**Metin bloğu**

<<<<

Yargıtay Kararı 8. Ceza Dairesi 2018/5159 E. 2018/14752 K. 20.12.2018 T.

YARGITAY KARARI
DAİRE : 8. Ceza Dairesi
ESAS NO : 2018/5159
KARAR NO : 2018/14752
KARAR TARİHİ : 20.12.2018

Başkasına ait banka veya kredi kartının izinsiz kullanılması suretiyle yarar sağlama suçundan şüpheli … hakkında yapılan soruşturma evresi sonunda … Cumhuriyet Başsavcılığının 16.10.2017 tarihli ve 2017/22200 soruşturma 2017/18296 sayılı kovuşturmaya yer olmadığına dair karara yönelik itirazın reddine ilişkin mercii … 2. Sulh Ceza Hâkimliğinin 28.11.2017 tarihli ve 2017/4697 değişik iş sayılı kararını kapsayan dosyası ile ilgili olarak;
5271 sayılı Kanun’un 160. maddesi uyarınca, Cumhuriyet savcısının, ihbar veya başka bir suretle bir suçun işlendiği izlenimini veren bir hâli öğrenir öğrenmez kamu davasını açmaya yer olup olmadığına karar vermek üzere hemen işin gerçeğini araştırmaya başlaması gerektiği, aynı Kanun’un 170/2. maddesi gereğince yapacağı değerlendirme sonucunda, toplanan delillerin suçun işlendiği hususunda yeterli şüphe oluşturduğu kanısına ulaştığında iddianame düzenleyerek kamu davası açacağı, aksi halde ise anılan Kanun’un 172. maddesi gereği kovuşturma yapılmasına yer olmadığına dair karar vereceği, buna karşın Cumhuriyet savcısının 5271 sayılı Kanun’un kendisine yüklediği soruşturma görevini yerine getirmediği, ortada yasaya uygun bir soruşturmanın bulunmadığı durumda, anılan Kanun’un 173/3. maddesindeki koşullar oluşmadığından, itirazı inceleyen merciin Cumhuriyet savcısının soruşturma yapmasını sağlamak maksadıyla itirazın kabulüne karar verebileceği yönündeki açıklamalar karşısında,
Somut olayda müşteki vekilinin müvekkilinden izinsiz ve habersiz olarak muhtelif tarihlerde sigorta poliçeleri düzenlenerek kredi kartından ödemelerinin yapıldığını belirterek şikâyetçi olması üzerine yalnızca şüphelilerden …’nın ifadesi alınıp başkaca herhangi bir soruşturma yapılmadan, tarafların arasındaki iş ilişkisinin bulunduğu ve şüpheli hakkında kamu davası açılmasına yeterli delil elde edilemediğinden bahisle kovuşturmaya yer olmadığına dair karar verilmiş ise de, suça konu sigorta poliçelerinin getirtilerek üzerlerinde imza ve iletişim bilgilerine yönelik inceleme yaptırılması ve sonucuna göre, şüphelilerin hukukî durumlarının değerlendirilmesi gerektiği gözetilmeden itirazın kabulü yerine, yazılı şekilde reddine karar verilmesinde isabet görülmediğinden bahisle 5271 sayılı CMK.nun 309. maddesi uyarınca anılan kararın bozulması lüzumu Yüksek Adalet Bakanlığı Ceza İşleri Genel Müdürlüğünün 06.03.2018 gün ve 2018/1179 sayılı kanun yararına bozma istemine atfen Yargıtay Cumhuriyet Başsavcılığı’nın 16.03.2018 gün ve KYB/2018…21671 sayılı ihbarnamesi ile Dairemize tevdii kılınmakla incelendi.

>>>>

**Göreviniz**
Yargıtay kararında adı geçen kanun yararına bozma istemi hangi birimden gelmiştir?

**Satırlar**

<<<<

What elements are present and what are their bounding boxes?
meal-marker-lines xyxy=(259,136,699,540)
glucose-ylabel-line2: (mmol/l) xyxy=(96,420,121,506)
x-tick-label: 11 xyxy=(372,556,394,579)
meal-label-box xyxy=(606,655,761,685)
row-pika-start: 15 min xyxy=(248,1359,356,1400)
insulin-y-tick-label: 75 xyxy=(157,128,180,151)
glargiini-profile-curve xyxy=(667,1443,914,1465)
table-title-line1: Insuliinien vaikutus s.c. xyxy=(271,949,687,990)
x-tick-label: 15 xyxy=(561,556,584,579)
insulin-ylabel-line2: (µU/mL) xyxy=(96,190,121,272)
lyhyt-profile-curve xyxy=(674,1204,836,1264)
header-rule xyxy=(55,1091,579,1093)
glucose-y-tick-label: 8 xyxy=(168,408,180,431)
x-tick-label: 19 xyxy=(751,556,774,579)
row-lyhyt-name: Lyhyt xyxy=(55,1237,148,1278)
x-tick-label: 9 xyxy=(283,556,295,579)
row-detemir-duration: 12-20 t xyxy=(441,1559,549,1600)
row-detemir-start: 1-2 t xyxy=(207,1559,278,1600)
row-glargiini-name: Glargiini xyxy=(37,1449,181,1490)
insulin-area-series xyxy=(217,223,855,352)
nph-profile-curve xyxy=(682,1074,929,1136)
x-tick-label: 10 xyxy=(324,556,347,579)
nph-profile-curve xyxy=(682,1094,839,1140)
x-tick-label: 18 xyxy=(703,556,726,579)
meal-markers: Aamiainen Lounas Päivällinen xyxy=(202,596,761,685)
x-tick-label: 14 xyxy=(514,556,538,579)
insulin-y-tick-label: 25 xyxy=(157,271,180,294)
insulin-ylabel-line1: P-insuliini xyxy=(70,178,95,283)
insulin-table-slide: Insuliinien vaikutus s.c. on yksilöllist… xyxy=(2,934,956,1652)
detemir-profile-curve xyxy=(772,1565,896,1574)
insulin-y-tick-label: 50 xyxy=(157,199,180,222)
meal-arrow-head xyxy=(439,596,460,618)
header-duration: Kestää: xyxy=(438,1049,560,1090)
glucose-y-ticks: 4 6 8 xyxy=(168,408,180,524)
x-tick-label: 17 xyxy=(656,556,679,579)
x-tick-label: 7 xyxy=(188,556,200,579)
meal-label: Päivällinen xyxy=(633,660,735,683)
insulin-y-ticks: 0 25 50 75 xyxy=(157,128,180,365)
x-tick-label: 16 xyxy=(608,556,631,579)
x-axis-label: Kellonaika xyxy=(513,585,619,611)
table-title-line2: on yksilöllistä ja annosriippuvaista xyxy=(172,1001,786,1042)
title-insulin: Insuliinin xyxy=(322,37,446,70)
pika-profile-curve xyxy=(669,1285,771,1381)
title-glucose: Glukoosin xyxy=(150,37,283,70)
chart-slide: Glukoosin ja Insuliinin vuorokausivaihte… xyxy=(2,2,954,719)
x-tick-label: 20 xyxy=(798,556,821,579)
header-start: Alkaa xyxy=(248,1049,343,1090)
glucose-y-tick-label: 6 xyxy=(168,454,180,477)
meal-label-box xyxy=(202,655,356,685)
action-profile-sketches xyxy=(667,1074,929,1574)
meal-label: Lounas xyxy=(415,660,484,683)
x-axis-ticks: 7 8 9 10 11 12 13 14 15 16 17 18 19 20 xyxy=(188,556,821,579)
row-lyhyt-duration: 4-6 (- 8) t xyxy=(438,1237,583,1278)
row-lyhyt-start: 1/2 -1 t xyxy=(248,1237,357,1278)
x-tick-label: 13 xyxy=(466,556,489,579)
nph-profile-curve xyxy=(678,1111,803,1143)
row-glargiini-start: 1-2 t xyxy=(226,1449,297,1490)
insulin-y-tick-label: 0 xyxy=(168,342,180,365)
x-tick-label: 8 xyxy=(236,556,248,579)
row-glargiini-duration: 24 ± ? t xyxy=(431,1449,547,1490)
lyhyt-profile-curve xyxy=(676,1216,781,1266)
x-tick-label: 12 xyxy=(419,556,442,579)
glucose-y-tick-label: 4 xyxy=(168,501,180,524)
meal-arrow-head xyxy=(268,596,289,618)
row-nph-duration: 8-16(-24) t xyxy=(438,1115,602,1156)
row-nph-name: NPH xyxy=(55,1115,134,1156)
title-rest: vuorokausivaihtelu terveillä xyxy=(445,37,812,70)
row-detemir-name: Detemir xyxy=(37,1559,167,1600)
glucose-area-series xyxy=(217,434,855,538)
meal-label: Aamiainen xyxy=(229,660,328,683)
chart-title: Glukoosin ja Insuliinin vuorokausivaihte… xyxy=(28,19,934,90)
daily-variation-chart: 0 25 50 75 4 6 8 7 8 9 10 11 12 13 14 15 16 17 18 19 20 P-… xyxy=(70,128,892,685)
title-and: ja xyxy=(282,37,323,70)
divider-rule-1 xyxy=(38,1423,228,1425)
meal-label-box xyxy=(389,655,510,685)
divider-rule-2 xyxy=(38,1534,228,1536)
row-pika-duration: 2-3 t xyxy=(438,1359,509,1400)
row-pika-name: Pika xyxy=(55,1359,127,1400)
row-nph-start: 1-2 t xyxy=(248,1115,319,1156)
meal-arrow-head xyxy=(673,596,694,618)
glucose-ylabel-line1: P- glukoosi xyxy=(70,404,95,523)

>>>>

**Tam çözüm**
Adalet Bakanlığı Ceza İşleri Genel Müdürlüğünden gelmiştir.